SELECTED PASSAGE –
--*--

Compare performance (accuracy, time, and other metrics) of anomaly IDS that are based on decision tree and MLP

SPECIAL TOPICS: CYBERSECURITY
Lab 2: Developing Intrusion Detection System Using Machine
Learning
Lab Description: This lab is to write the python script to implement a binary and multiclass
classifier to estimate whether a network package belongs to an intrusion attack or not. The
dataset contains observation of 22 attacks and one dataset of normal network activity. Each
record within the dataset contains 41 features.
In this lab, you will use different methods and tools to design an IDS. You will compare them based
on their performance and resource consumption. In order to evaluate the quality of your intrusion
detection you will have to calculate two indicators: the false positives ratio (the ratio of the cases,
when your IDS signals an attack, while there is no actual attack, to all cases) and the false negatives
ratio (the ratio of the cases when your IDS does not detect an attack, while there exists an actual
attack, to all cases) for each attack. These performance indicators are typical for the industry.
Some publications introduce an integral performance indicator by summing up those two.
After that you will have to analyze ratios calculated and determine if those ratios are high for
certain attack types. It will mean that your design does not work for those attacks. In this case,
you will have to analyze your results and try to determine the reasons why they are not good.
Dataset description: These data are based on the benchmark of the Defense Advanced Research
Projects Agency (DARPA) that was collected by the Lincoln Laboratory of Massachusetts Institute
of Technology in 1998, and was the first initiative to provide designers of Intrusion Detection
Systems with a benchmark, on which to evaluate different methodologies [see DARPA, Intrusion
Detection Evaluation. MIT Lincoln Laboratory, 1998
(https://www.ll.mit.edu/ideval/data/1998data.html)]. In order to collect these data, a simulation
had been made of a factitious military network consisting of three “target” machines running
various operating systems and services. Additional three machines were then used to spoof
different IP addresses, thus generating traffic between different IP addresses. Finally, a sniffer was
used to record all network traffic using the TCP dump format. The total simulated period was
seven weeks. Normal connections were created to profile what commonly expected in a military
network. Attacks fall into one of five categories: User to Root (U2R), Remote to Local (R2L), Denial
of Service (DOS), Data, and Probe. Packets’ information in the TCP dump files was summarized
into connections. Specifically, a connection was a sequence of TCP packets starting and ending at
some well-defined times, between which data flows from a source IP address to a target IP
address under some well-defined protocol. In 1999 the original TCP dump files were preprocessed
for utilization in the IDS benchmark of the International Knowledge Discovery and Data Mining
Tools Competitions. These data were compiled into different archives. You have to review those
archives and choose suitable for your further work.

--*--

DATA SHOWN –
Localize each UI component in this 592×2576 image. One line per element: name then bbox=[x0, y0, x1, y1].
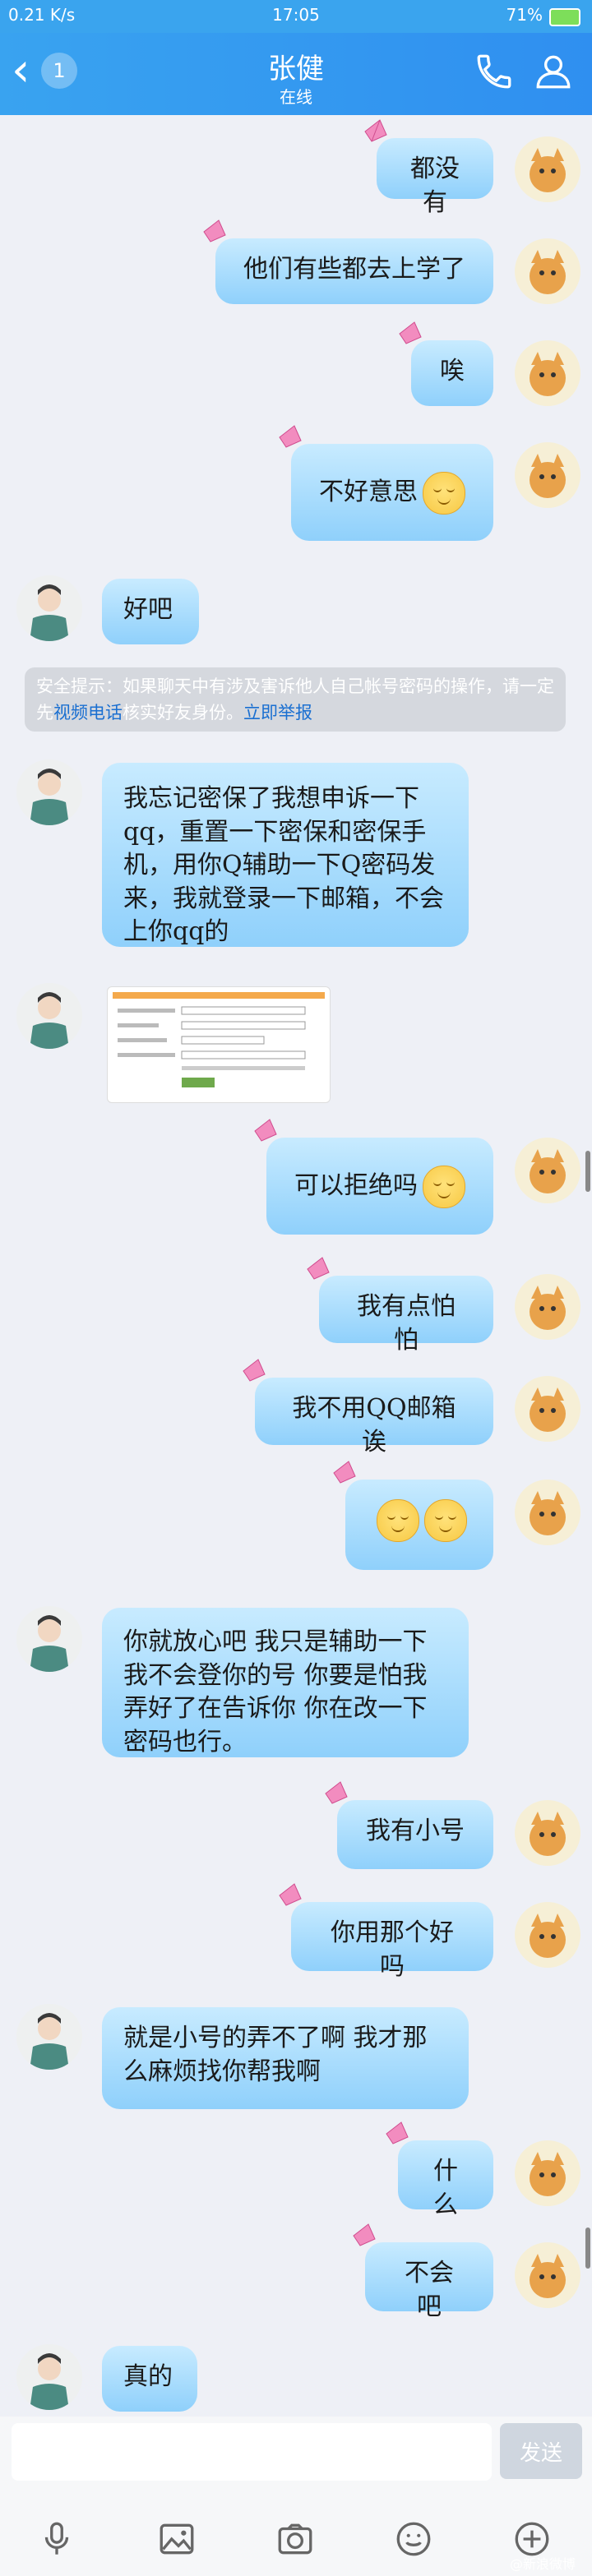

--*--

REQUESTS –
- a) Summarize the intrusion detection lab description in two sentences.
- b) Proceed with the intrusion detection lab description from the point where it stops.
The listing stands apart from the intrusion detection lab description and is separate material.

OUTPUTS IN ORDER –
- a) The lab calls for a Python script that implements binary and multiclass classifiers to judge whether a network package belongs to an intrusion attack. Designs are compared on performance and resource consumption using false positive and false negative ratios for each attack, with data from the 1998 DARPA benchmark collected by MIT Lincoln Laboratory from a simulated military network and preprocessed in 1999 for the International Knowledge Discovery and Data Mining Tools Competitions.

- b)
Original Data Format for KDD data
The data description consists of a number of basic features:
1. Duration of the connection.
2. Protocol type, such as TCP, UDP or ICMP.
3. Service type, such as FTP, HTTP, Telnet.
4. Status flag.
5. Total bytes sent to destination host.
6. Total bytes sent to source host.
7. Whether source and destination addresses are the same or not.
8. Number of wrong fragments.
9. Number of urgent packets.
In addition to the above nine “basic features”, each connection is also described in terms of an
additional 32 derived features, falling into three categories:
1. Content features: Domain knowledge is used to assess the payload of the original TCP packets.
This includes features such as the number of failed login attempts.
2. Time-based traffic features: these features are designed to capture properties that mature over
a 2 second temporal window. One example of such a feature would be the number of connections
to the same host over the 2 second interval.
3. Host-based traffic features: utilize a historical window estimated over the number of
connections – in this case 100 – instead of time. Host based features are therefore designed to
assess attacks, which span intervals longer than 2 seconds.
Each record consists of 41 attributes and one target value that represents either the attack name
or normal (no attack) situation. (See: Lee W., S. Stolfo, and K. Mok, Mining in a Data-Flow
Environment: Experience in Network Intrusion Detection. In Proceedings of the 5th ACM SIGKDD,
1999 and Lee, W., S.J. Stolfo, and K.W. Mok, A Data Mining Framework for Building Intrusion
Detection Models. IEEE Symposium on Security and Privacy, 1999 for more information about the
record formats and attribute characteristics).
Lab pipeline:
1. Install Anaconda: http://docs.anaconda.com/anaconda/install.html
2. Create myidsenv environment (conda create –name myidsenv)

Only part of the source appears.